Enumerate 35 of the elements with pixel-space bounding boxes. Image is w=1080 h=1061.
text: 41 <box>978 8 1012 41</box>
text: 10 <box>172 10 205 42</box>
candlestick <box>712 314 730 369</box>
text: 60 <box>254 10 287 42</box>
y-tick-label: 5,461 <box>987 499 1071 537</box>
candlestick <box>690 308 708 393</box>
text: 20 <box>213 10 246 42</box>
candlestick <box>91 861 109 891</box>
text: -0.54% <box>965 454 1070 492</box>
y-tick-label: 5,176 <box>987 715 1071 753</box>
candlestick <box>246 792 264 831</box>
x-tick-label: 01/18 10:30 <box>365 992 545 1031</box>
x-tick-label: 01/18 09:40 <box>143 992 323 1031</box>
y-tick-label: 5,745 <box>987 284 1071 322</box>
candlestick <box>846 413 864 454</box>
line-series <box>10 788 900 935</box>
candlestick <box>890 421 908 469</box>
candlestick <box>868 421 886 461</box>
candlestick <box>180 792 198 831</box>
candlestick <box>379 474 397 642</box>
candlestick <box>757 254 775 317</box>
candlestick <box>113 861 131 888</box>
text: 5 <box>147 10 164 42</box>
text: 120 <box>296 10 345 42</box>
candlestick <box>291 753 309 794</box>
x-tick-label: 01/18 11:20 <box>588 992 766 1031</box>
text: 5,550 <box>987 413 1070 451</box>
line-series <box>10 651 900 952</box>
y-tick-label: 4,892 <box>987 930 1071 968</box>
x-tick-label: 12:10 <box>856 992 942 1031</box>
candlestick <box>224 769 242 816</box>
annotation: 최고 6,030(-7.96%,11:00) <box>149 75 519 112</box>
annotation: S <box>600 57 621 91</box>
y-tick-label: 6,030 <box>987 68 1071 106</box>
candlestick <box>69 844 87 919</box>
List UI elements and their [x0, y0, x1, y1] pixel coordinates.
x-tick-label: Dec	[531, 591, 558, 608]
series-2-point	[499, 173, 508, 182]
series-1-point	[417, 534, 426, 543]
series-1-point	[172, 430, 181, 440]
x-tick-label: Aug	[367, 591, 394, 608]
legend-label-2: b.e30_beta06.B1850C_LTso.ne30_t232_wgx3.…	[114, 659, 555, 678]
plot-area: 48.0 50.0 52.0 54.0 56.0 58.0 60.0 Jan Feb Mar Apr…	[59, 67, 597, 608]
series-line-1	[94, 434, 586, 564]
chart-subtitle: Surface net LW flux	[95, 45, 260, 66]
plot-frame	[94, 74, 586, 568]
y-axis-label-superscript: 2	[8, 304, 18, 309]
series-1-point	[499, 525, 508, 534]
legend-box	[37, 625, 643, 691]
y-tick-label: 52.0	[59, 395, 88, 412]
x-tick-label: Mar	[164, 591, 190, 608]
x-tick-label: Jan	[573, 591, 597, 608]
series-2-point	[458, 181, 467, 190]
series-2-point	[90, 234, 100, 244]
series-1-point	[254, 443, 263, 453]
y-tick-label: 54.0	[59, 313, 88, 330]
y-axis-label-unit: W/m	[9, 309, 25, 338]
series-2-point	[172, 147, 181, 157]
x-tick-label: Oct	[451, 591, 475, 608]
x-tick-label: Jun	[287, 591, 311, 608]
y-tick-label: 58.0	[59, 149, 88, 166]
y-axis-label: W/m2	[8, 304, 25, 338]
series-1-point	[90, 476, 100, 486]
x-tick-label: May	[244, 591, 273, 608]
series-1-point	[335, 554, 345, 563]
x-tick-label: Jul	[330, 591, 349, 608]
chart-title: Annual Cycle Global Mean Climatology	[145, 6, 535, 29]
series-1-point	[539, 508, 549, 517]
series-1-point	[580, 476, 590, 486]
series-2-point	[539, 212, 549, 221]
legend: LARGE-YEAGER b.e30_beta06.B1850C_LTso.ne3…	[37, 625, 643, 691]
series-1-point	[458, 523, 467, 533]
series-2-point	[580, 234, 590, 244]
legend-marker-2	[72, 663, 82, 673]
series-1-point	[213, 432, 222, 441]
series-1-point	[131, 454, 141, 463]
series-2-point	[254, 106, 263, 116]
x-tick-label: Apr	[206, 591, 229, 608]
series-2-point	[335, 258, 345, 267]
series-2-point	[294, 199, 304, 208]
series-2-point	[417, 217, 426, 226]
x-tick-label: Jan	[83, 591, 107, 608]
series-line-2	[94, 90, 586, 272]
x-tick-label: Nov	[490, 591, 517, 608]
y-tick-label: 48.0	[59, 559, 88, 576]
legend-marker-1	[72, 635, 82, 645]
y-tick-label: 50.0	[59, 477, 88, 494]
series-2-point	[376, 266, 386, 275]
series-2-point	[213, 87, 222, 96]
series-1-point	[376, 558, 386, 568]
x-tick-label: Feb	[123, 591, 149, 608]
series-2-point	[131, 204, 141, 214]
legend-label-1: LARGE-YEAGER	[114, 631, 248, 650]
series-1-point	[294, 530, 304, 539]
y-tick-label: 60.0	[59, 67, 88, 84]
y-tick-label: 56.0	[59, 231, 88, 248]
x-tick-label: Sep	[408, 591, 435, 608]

• [DIRECTION]: Reproduce the entire listing above verbatim, line for line.

• [EXERCISE RESULT]:
Enumerate 35 of the elements with pixel-space bounding boxes. Image is w=1080 h=1061.
text: 41 <box>978 8 1012 41</box>
text: 10 <box>172 10 205 42</box>
candlestick <box>712 314 730 369</box>
text: 60 <box>254 10 287 42</box>
y-tick-label: 5,461 <box>987 499 1071 537</box>
candlestick <box>690 308 708 393</box>
text: 20 <box>213 10 246 42</box>
candlestick <box>91 861 109 891</box>
text: -0.54% <box>965 454 1070 492</box>
y-tick-label: 5,176 <box>987 715 1071 753</box>
candlestick <box>246 792 264 831</box>
x-tick-label: 01/18 10:30 <box>365 992 545 1031</box>
x-tick-label: 01/18 09:40 <box>143 992 323 1031</box>
y-tick-label: 5,745 <box>987 284 1071 322</box>
candlestick <box>846 413 864 454</box>
line-series <box>10 788 900 935</box>
candlestick <box>890 421 908 469</box>
candlestick <box>868 421 886 461</box>
candlestick <box>180 792 198 831</box>
candlestick <box>379 474 397 642</box>
candlestick <box>757 254 775 317</box>
candlestick <box>113 861 131 888</box>
text: 5 <box>147 10 164 42</box>
text: 120 <box>296 10 345 42</box>
candlestick <box>291 753 309 794</box>
x-tick-label: 01/18 11:20 <box>588 992 766 1031</box>
text: 5,550 <box>987 413 1070 451</box>
line-series <box>10 651 900 952</box>
y-tick-label: 4,892 <box>987 930 1071 968</box>
x-tick-label: 12:10 <box>856 992 942 1031</box>
candlestick <box>224 769 242 816</box>
annotation: 최고 6,030(-7.96%,11:00) <box>149 75 519 112</box>
annotation: S <box>600 57 621 91</box>
y-tick-label: 6,030 <box>987 68 1071 106</box>
candlestick <box>69 844 87 919</box>
List UI elements and their [x0, y0, x1, y1] pixel coordinates.
x-tick-label: Dec	[531, 591, 558, 608]
series-2-point	[499, 173, 508, 182]
series-1-point	[417, 534, 426, 543]
series-1-point	[172, 430, 181, 440]
x-tick-label: Aug	[367, 591, 394, 608]
legend-label-2: b.e30_beta06.B1850C_LTso.ne30_t232_wgx3.…	[114, 659, 555, 678]
plot-area: 48.0 50.0 52.0 54.0 56.0 58.0 60.0 Jan Feb Mar Apr…	[59, 67, 597, 608]
series-line-1	[94, 434, 586, 564]
chart-subtitle: Surface net LW flux	[95, 45, 260, 66]
plot-frame	[94, 74, 586, 568]
y-axis-label-superscript: 2	[8, 304, 18, 309]
series-1-point	[499, 525, 508, 534]
legend-box	[37, 625, 643, 691]
y-tick-label: 52.0	[59, 395, 88, 412]
x-tick-label: Mar	[164, 591, 190, 608]
x-tick-label: Jan	[573, 591, 597, 608]
series-2-point	[458, 181, 467, 190]
series-2-point	[90, 234, 100, 244]
series-1-point	[254, 443, 263, 453]
y-tick-label: 54.0	[59, 313, 88, 330]
y-axis-label-unit: W/m	[9, 309, 25, 338]
series-2-point	[172, 147, 181, 157]
x-tick-label: Oct	[451, 591, 475, 608]
x-tick-label: Jun	[287, 591, 311, 608]
y-tick-label: 58.0	[59, 149, 88, 166]
y-axis-label: W/m2	[8, 304, 25, 338]
series-1-point	[90, 476, 100, 486]
x-tick-label: May	[244, 591, 273, 608]
series-1-point	[335, 554, 345, 563]
x-tick-label: Jul	[330, 591, 349, 608]
chart-title: Annual Cycle Global Mean Climatology	[145, 6, 535, 29]
series-1-point	[539, 508, 549, 517]
series-1-point	[580, 476, 590, 486]
series-2-point	[539, 212, 549, 221]
legend: LARGE-YEAGER b.e30_beta06.B1850C_LTso.ne3…	[37, 625, 643, 691]
series-1-point	[458, 523, 467, 533]
series-2-point	[580, 234, 590, 244]
legend-marker-2	[72, 663, 82, 673]
series-1-point	[213, 432, 222, 441]
series-1-point	[131, 454, 141, 463]
series-2-point	[254, 106, 263, 116]
x-tick-label: Apr	[206, 591, 229, 608]
series-2-point	[335, 258, 345, 267]
series-2-point	[294, 199, 304, 208]
series-2-point	[417, 217, 426, 226]
x-tick-label: Jan	[83, 591, 107, 608]
series-line-2	[94, 90, 586, 272]
x-tick-label: Nov	[490, 591, 517, 608]
y-tick-label: 48.0	[59, 559, 88, 576]
legend-marker-1	[72, 635, 82, 645]
y-tick-label: 50.0	[59, 477, 88, 494]
series-2-point	[376, 266, 386, 275]
series-2-point	[213, 87, 222, 96]
series-1-point	[376, 558, 386, 568]
x-tick-label: Feb	[123, 591, 149, 608]
series-2-point	[131, 204, 141, 214]
legend-label-1: LARGE-YEAGER	[114, 631, 248, 650]
series-1-point	[294, 530, 304, 539]
y-tick-label: 60.0	[59, 67, 88, 84]
y-tick-label: 56.0	[59, 231, 88, 248]
x-tick-label: Sep	[408, 591, 435, 608]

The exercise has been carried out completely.